EXERCISE: In the listing that follows, count the lines holding the word "style" and report only that number.
* START MATERIAL SUPPLIED *
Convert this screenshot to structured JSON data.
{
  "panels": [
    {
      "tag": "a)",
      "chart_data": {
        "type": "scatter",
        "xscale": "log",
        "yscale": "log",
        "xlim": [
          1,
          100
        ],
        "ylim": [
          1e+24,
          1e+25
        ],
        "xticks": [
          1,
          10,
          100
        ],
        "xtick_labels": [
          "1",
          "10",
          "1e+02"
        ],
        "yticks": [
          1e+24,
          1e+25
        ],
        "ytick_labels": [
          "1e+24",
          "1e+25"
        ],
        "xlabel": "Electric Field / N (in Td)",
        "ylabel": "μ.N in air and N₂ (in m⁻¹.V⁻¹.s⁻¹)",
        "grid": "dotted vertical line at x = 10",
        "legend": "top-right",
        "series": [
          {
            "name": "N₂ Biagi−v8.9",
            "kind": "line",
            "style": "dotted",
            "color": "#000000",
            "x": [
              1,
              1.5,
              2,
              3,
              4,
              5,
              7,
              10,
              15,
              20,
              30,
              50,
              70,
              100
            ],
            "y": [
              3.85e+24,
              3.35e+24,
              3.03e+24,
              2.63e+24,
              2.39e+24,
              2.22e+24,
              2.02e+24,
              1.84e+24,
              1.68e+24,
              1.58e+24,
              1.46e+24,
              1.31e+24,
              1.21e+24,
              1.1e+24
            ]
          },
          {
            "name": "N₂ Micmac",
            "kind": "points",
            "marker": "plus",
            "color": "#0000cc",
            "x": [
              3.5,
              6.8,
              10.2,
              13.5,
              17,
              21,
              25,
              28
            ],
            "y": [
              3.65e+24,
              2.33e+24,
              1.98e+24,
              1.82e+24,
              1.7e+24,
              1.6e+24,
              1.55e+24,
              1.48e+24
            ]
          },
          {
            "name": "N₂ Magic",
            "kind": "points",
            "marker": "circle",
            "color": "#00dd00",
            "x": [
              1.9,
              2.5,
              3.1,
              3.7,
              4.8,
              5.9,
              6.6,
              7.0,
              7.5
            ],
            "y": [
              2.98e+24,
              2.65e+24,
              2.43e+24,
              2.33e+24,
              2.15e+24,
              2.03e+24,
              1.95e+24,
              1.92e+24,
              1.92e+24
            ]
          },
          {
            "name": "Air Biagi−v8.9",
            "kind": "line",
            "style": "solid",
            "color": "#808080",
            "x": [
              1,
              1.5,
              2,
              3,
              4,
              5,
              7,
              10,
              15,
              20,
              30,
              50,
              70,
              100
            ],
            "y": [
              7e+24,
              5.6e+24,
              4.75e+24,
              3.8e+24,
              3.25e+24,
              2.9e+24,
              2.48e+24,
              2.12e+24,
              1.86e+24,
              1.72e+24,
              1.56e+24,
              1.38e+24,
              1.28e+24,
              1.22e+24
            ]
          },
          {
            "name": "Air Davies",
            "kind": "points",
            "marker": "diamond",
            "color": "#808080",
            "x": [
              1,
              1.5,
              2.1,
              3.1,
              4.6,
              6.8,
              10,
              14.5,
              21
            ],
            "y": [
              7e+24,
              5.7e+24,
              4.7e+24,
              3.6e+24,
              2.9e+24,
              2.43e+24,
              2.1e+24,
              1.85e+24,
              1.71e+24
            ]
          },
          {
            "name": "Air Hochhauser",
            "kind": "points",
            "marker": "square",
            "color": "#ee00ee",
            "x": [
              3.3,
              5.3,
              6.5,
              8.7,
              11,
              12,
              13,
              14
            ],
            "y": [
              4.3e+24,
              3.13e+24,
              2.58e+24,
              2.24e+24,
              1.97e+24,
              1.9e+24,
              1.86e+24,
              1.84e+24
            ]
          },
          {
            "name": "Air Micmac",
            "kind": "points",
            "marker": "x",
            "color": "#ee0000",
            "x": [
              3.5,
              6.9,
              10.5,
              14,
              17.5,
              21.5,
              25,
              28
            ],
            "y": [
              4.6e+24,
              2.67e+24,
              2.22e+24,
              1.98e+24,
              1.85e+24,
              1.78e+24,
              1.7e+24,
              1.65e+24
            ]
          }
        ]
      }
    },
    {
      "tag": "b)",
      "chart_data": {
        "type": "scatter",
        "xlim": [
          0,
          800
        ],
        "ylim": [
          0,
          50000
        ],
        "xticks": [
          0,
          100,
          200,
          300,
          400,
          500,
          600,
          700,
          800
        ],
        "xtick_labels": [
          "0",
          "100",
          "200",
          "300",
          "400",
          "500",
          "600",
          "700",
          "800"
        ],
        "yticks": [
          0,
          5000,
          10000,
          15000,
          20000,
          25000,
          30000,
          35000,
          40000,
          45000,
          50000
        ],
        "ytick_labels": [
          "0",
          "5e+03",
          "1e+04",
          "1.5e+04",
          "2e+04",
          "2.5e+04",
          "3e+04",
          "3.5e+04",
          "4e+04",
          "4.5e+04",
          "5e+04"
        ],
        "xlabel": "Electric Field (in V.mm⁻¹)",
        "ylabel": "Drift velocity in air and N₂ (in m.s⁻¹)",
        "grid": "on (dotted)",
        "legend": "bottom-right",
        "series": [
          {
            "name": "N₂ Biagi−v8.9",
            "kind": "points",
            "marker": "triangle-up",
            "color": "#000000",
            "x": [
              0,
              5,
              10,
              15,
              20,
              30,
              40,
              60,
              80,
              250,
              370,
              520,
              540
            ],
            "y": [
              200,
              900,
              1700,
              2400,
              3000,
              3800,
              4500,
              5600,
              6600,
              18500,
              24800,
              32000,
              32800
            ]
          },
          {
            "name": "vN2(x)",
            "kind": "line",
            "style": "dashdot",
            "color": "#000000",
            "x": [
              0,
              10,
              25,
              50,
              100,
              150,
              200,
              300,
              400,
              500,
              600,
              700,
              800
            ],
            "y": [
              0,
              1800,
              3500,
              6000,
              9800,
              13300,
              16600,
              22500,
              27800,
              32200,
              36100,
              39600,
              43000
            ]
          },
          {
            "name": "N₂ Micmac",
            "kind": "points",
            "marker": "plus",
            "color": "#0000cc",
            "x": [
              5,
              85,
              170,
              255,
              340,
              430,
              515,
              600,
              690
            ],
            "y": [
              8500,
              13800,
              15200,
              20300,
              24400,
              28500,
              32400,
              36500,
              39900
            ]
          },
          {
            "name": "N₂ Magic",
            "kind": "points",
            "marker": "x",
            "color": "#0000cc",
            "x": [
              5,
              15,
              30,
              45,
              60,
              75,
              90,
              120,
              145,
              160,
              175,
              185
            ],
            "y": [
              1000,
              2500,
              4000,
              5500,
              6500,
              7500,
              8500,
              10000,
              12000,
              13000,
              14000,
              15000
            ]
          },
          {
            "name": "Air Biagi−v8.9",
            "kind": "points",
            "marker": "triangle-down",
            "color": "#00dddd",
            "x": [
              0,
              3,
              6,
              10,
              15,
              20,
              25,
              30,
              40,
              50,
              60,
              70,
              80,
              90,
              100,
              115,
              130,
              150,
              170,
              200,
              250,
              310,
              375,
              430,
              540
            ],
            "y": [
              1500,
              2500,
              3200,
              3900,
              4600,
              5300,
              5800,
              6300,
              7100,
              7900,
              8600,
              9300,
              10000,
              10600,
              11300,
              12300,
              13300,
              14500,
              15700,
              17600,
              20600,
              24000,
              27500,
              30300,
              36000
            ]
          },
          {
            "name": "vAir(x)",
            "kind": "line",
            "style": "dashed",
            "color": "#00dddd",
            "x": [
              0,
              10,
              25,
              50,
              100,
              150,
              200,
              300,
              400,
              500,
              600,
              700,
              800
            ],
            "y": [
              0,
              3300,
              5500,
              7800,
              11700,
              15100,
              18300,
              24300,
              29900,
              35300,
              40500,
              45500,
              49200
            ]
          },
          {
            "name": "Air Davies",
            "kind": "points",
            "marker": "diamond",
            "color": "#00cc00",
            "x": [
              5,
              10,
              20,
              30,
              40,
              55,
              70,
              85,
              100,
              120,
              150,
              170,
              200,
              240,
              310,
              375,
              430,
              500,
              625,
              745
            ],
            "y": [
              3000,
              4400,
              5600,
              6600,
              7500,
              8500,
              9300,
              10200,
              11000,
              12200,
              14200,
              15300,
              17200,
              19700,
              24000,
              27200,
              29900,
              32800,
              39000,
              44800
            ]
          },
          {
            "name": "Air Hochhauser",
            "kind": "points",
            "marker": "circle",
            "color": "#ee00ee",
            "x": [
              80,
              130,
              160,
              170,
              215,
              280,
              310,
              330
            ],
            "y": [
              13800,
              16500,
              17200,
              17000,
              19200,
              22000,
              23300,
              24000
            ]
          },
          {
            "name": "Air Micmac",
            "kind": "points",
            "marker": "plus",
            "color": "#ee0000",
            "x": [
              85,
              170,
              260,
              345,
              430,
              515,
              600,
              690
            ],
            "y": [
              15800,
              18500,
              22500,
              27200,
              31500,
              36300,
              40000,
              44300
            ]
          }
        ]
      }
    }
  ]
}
* END MATERIAL SUPPLIED *
THE COMPLETED TASK: 4